Set the listing down again exactly, please, apart from its pictures.

### DATA RECORDS ###

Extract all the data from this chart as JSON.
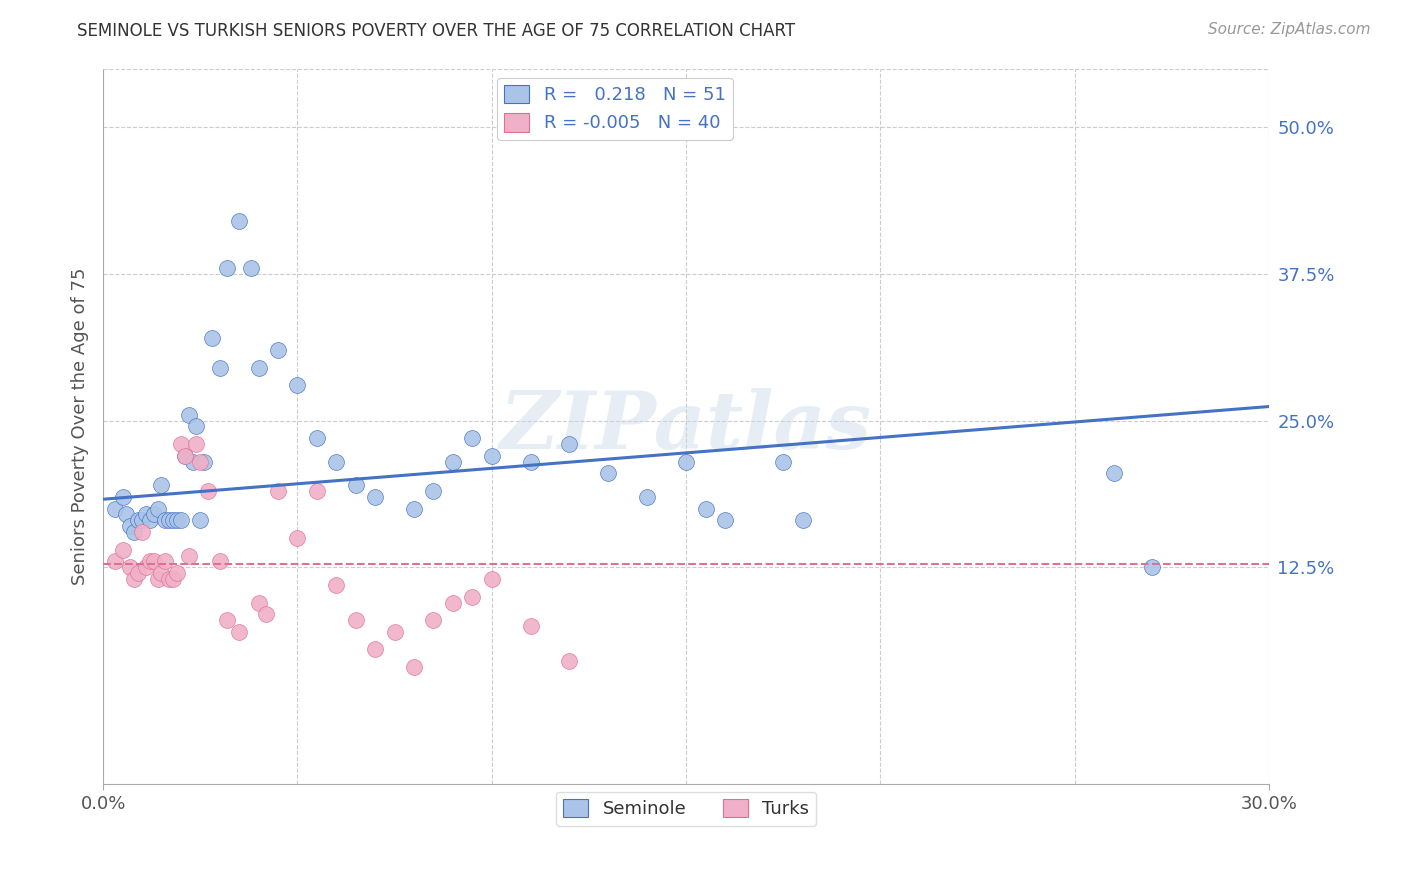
{
  "title": "SEMINOLE VS TURKISH SENIORS POVERTY OVER THE AGE OF 75 CORRELATION CHART",
  "source": "Source: ZipAtlas.com",
  "ylabel": "Seniors Poverty Over the Age of 75",
  "seminole_color": "#aac4e8",
  "turks_color": "#f0b0c8",
  "line_seminole_color": "#4472c4",
  "line_turks_color": "#e07090",
  "background_color": "#ffffff",
  "grid_color": "#cccccc",
  "legend_r_seminole": "0.218",
  "legend_n_seminole": "51",
  "legend_r_turks": "-0.005",
  "legend_n_turks": "40",
  "xlim": [
    0.0,
    0.3
  ],
  "ylim": [
    -0.06,
    0.55
  ],
  "ytick_positions": [
    0.125,
    0.25,
    0.375,
    0.5
  ],
  "ytick_labels": [
    "12.5%",
    "25.0%",
    "37.5%",
    "50.0%"
  ],
  "xtick_positions": [
    0.0,
    0.3
  ],
  "xtick_labels": [
    "0.0%",
    "30.0%"
  ],
  "sem_line_x0": 0.0,
  "sem_line_y0": 0.183,
  "sem_line_x1": 0.3,
  "sem_line_y1": 0.262,
  "turks_line_y": 0.128,
  "seminole_x": [
    0.003,
    0.005,
    0.006,
    0.007,
    0.008,
    0.009,
    0.01,
    0.011,
    0.012,
    0.013,
    0.014,
    0.015,
    0.016,
    0.017,
    0.018,
    0.019,
    0.02,
    0.021,
    0.022,
    0.023,
    0.024,
    0.025,
    0.026,
    0.028,
    0.03,
    0.032,
    0.035,
    0.038,
    0.04,
    0.045,
    0.05,
    0.055,
    0.06,
    0.065,
    0.07,
    0.08,
    0.085,
    0.09,
    0.095,
    0.1,
    0.11,
    0.12,
    0.13,
    0.14,
    0.15,
    0.155,
    0.16,
    0.175,
    0.18,
    0.26,
    0.27
  ],
  "seminole_y": [
    0.175,
    0.185,
    0.17,
    0.16,
    0.155,
    0.165,
    0.165,
    0.17,
    0.165,
    0.17,
    0.175,
    0.195,
    0.165,
    0.165,
    0.165,
    0.165,
    0.165,
    0.22,
    0.255,
    0.215,
    0.245,
    0.165,
    0.215,
    0.32,
    0.295,
    0.38,
    0.42,
    0.38,
    0.295,
    0.31,
    0.28,
    0.235,
    0.215,
    0.195,
    0.185,
    0.175,
    0.19,
    0.215,
    0.235,
    0.22,
    0.215,
    0.23,
    0.205,
    0.185,
    0.215,
    0.175,
    0.165,
    0.215,
    0.165,
    0.205,
    0.125
  ],
  "turks_x": [
    0.003,
    0.005,
    0.007,
    0.008,
    0.009,
    0.01,
    0.011,
    0.012,
    0.013,
    0.014,
    0.015,
    0.016,
    0.017,
    0.018,
    0.019,
    0.02,
    0.021,
    0.022,
    0.024,
    0.025,
    0.027,
    0.03,
    0.032,
    0.035,
    0.04,
    0.042,
    0.045,
    0.05,
    0.055,
    0.06,
    0.065,
    0.07,
    0.075,
    0.08,
    0.085,
    0.09,
    0.095,
    0.1,
    0.11,
    0.12
  ],
  "turks_y": [
    0.13,
    0.14,
    0.125,
    0.115,
    0.12,
    0.155,
    0.125,
    0.13,
    0.13,
    0.115,
    0.12,
    0.13,
    0.115,
    0.115,
    0.12,
    0.23,
    0.22,
    0.135,
    0.23,
    0.215,
    0.19,
    0.13,
    0.08,
    0.07,
    0.095,
    0.085,
    0.19,
    0.15,
    0.19,
    0.11,
    0.08,
    0.055,
    0.07,
    0.04,
    0.08,
    0.095,
    0.1,
    0.115,
    0.075,
    0.045
  ]
}
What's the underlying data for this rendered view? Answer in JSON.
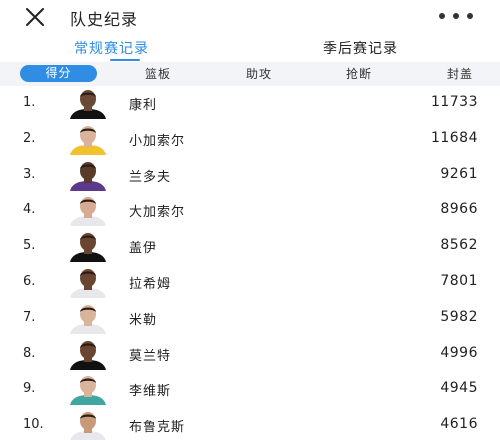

###

RESULT OF THE TASK:
Extract all the data from this chart as JSON.
{
  "title": "SEMINOLE VS TURKISH SENIORS POVERTY OVER THE AGE OF 75 CORRELATION CHART",
  "source": "Source: ZipAtlas.com",
  "ylabel": "Seniors Poverty Over the Age of 75",
  "seminole_color": "#aac4e8",
  "turks_color": "#f0b0c8",
  "line_seminole_color": "#4472c4",
  "line_turks_color": "#e07090",
  "background_color": "#ffffff",
  "grid_color": "#cccccc",
  "legend_r_seminole": "0.218",
  "legend_n_seminole": "51",
  "legend_r_turks": "-0.005",
  "legend_n_turks": "40",
  "xlim": [
    0.0,
    0.3
  ],
  "ylim": [
    -0.06,
    0.55
  ],
  "ytick_positions": [
    0.125,
    0.25,
    0.375,
    0.5
  ],
  "ytick_labels": [
    "12.5%",
    "25.0%",
    "37.5%",
    "50.0%"
  ],
  "xtick_positions": [
    0.0,
    0.3
  ],
  "xtick_labels": [
    "0.0%",
    "30.0%"
  ],
  "sem_line_x0": 0.0,
  "sem_line_y0": 0.183,
  "sem_line_x1": 0.3,
  "sem_line_y1": 0.262,
  "turks_line_y": 0.128,
  "seminole_x": [
    0.003,
    0.005,
    0.006,
    0.007,
    0.008,
    0.009,
    0.01,
    0.011,
    0.012,
    0.013,
    0.014,
    0.015,
    0.016,
    0.017,
    0.018,
    0.019,
    0.02,
    0.021,
    0.022,
    0.023,
    0.024,
    0.025,
    0.026,
    0.028,
    0.03,
    0.032,
    0.035,
    0.038,
    0.04,
    0.045,
    0.05,
    0.055,
    0.06,
    0.065,
    0.07,
    0.08,
    0.085,
    0.09,
    0.095,
    0.1,
    0.11,
    0.12,
    0.13,
    0.14,
    0.15,
    0.155,
    0.16,
    0.175,
    0.18,
    0.26,
    0.27
  ],
  "seminole_y": [
    0.175,
    0.185,
    0.17,
    0.16,
    0.155,
    0.165,
    0.165,
    0.17,
    0.165,
    0.17,
    0.175,
    0.195,
    0.165,
    0.165,
    0.165,
    0.165,
    0.165,
    0.22,
    0.255,
    0.215,
    0.245,
    0.165,
    0.215,
    0.32,
    0.295,
    0.38,
    0.42,
    0.38,
    0.295,
    0.31,
    0.28,
    0.235,
    0.215,
    0.195,
    0.185,
    0.175,
    0.19,
    0.215,
    0.235,
    0.22,
    0.215,
    0.23,
    0.205,
    0.185,
    0.215,
    0.175,
    0.165,
    0.215,
    0.165,
    0.205,
    0.125
  ],
  "turks_x": [
    0.003,
    0.005,
    0.007,
    0.008,
    0.009,
    0.01,
    0.011,
    0.012,
    0.013,
    0.014,
    0.015,
    0.016,
    0.017,
    0.018,
    0.019,
    0.02,
    0.021,
    0.022,
    0.024,
    0.025,
    0.027,
    0.03,
    0.032,
    0.035,
    0.04,
    0.042,
    0.045,
    0.05,
    0.055,
    0.06,
    0.065,
    0.07,
    0.075,
    0.08,
    0.085,
    0.09,
    0.095,
    0.1,
    0.11,
    0.12
  ],
  "turks_y": [
    0.13,
    0.14,
    0.125,
    0.115,
    0.12,
    0.155,
    0.125,
    0.13,
    0.13,
    0.115,
    0.12,
    0.13,
    0.115,
    0.115,
    0.12,
    0.23,
    0.22,
    0.135,
    0.23,
    0.215,
    0.19,
    0.13,
    0.08,
    0.07,
    0.095,
    0.085,
    0.19,
    0.15,
    0.19,
    0.11,
    0.08,
    0.055,
    0.07,
    0.04,
    0.08,
    0.095,
    0.1,
    0.115,
    0.075,
    0.045
  ]
}
What's the underlying data for this rendered view? Answer in JSON.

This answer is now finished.